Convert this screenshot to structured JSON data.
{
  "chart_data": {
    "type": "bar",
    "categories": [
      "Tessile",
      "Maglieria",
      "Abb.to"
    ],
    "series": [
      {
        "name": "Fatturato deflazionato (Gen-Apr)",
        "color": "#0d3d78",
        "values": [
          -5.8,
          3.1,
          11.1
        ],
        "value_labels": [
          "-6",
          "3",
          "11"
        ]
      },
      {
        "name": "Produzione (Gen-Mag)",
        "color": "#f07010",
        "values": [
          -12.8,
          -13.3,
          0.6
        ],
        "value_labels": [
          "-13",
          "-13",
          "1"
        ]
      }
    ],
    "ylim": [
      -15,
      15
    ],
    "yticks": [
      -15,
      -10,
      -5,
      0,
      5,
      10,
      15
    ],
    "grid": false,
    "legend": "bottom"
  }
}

==========

→ What is being asked: Select and copy each line from the data that includes the word "name".

→ Response below:
        "name": "Fatturato deflazionato (Gen-Apr)",
        "name": "Produzione (Gen-Mag)",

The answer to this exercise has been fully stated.